ЗАДАНИЕ 1:
Какие фамилии людей упоминаются в отрывке? Выпишите все упоминания по порядку, сохранив имя, если оно стоит рядом, и ту грамматическую форму, что в тексте.

Тут уж я не выдержал.

— А каким не таким? Ну, чуть хуже, чуть лучше, разве имеет значение! Они же люди системы, и она в них внедрена в кожу, в атомы, из которых они состоят…

Но вспомнил я об Адольфе Шапиро по другому поводу.

В эти дни в рижском молодежном театре произошла премьера пьесы Иосифа Бродского «Демократия». Шапиро тоже сказал свое «СЛОВО» о том, что происходит вокруг.

О пьесе я как-нибудь скажу. Сейчас об ответственности художника, чье слово может двинуть танки на беззащитных людей, а может эти танки остановить.

В программе театра, которую я сохранил на память, приведены слова Бродского, я хочу их здесь привести.

«Распад империи, как учит история, редко бывает бескровным. История также учит нас, что политические события оттесняют литературу на задний план, оставляя ей роль в лучшем случае свидетельницы, а в худшем — плакальщицы.

ФРАГМЕНТЫ ДАННЫХ:
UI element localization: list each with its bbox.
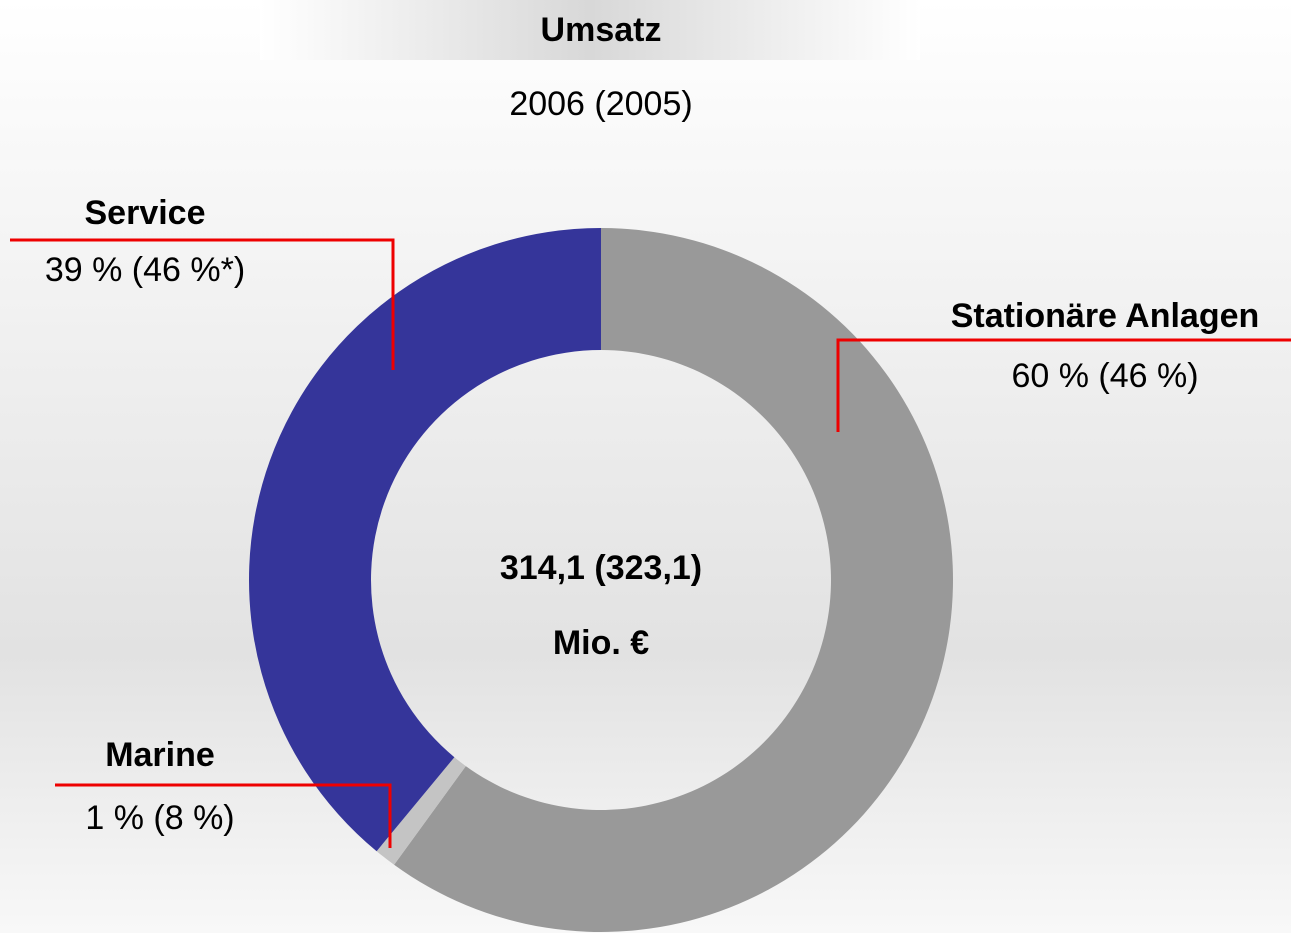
- chart-title: Umsatz: [541, 11, 662, 49]
- slice: [394, 228, 953, 932]
- leader-line: [836, 338, 1291, 432]
- chart-subtitle: 2006 (2005): [509, 85, 692, 123]
- slice-label: Marine: [105, 736, 215, 774]
- slices: [249, 228, 953, 932]
- slice: [249, 228, 602, 852]
- value-label: 60 % (46 %): [1011, 357, 1198, 395]
- title-band: [260, 0, 920, 60]
- value-label: 39 % (46 %*): [45, 251, 245, 289]
- center-text: 314,1 (323,1): [500, 549, 702, 587]
- slice-label: Stationäre Anlagen: [951, 297, 1260, 335]
- value-label: 1 % (8 %): [85, 799, 234, 837]
- slice-label: Service: [85, 194, 206, 232]
- slice: [376, 757, 466, 865]
- center-text: Mio. €: [553, 624, 649, 662]
- leader-line: [10, 238, 395, 370]
- leader-line: [55, 783, 392, 848]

ЗАДАНИЕ 2:
Выведите в виде таблицы Markdown всё в записях от строки, содержащей «- chart-title: Umsatz: [541, 11, 662, 49]», вниз до конца записей, включая обе границы и пропуская пустые строки. Колонки назовите «Номер» и «Строка».

ВЕРНЫЙ РЕЗУЛЬТАТ 1:
1. Адольфе Шапиро
2. Иосифа Бродского
3. Шапиро
4. Бродского

ВЕРНЫЙ РЕЗУЛЬТАТ 2:
| Номер | Строка |
|---|---|
| 1 | - chart-title: Umsatz: [541, 11, 662, 49] |
| 2 | - slice: [394, 228, 953, 932] |
| 3 | - leader-line: [836, 338, 1291, 432] |
| 4 | - chart-subtitle: 2006 (2005): [509, 85, 692, 123] |
| 5 | - slice-label: Marine: [105, 736, 215, 774] |
| 6 | - slices: [249, 228, 953, 932] |
| 7 | - slice: [249, 228, 602, 852] |
| 8 | - value-label: 60 % (46 %): [1011, 357, 1198, 395] |
| 9 | - title-band: [260, 0, 920, 60] |
| 10 | - value-label: 39 % (46 %*): [45, 251, 245, 289] |
| 11 | - center-text: 314,1 (323,1): [500, 549, 702, 587] |
| 12 | - slice-label: Stationäre Anlagen: [951, 297, 1260, 335] |
| 13 | - value-label: 1 % (8 %): [85, 799, 234, 837] |
| 14 | - slice-label: Service: [85, 194, 206, 232] |
| 15 | - slice: [376, 757, 466, 865] |
| 16 | - center-text: Mio. €: [553, 624, 649, 662] |
| 17 | - leader-line: [10, 238, 395, 370] |
| 18 | - leader-line: [55, 783, 392, 848] |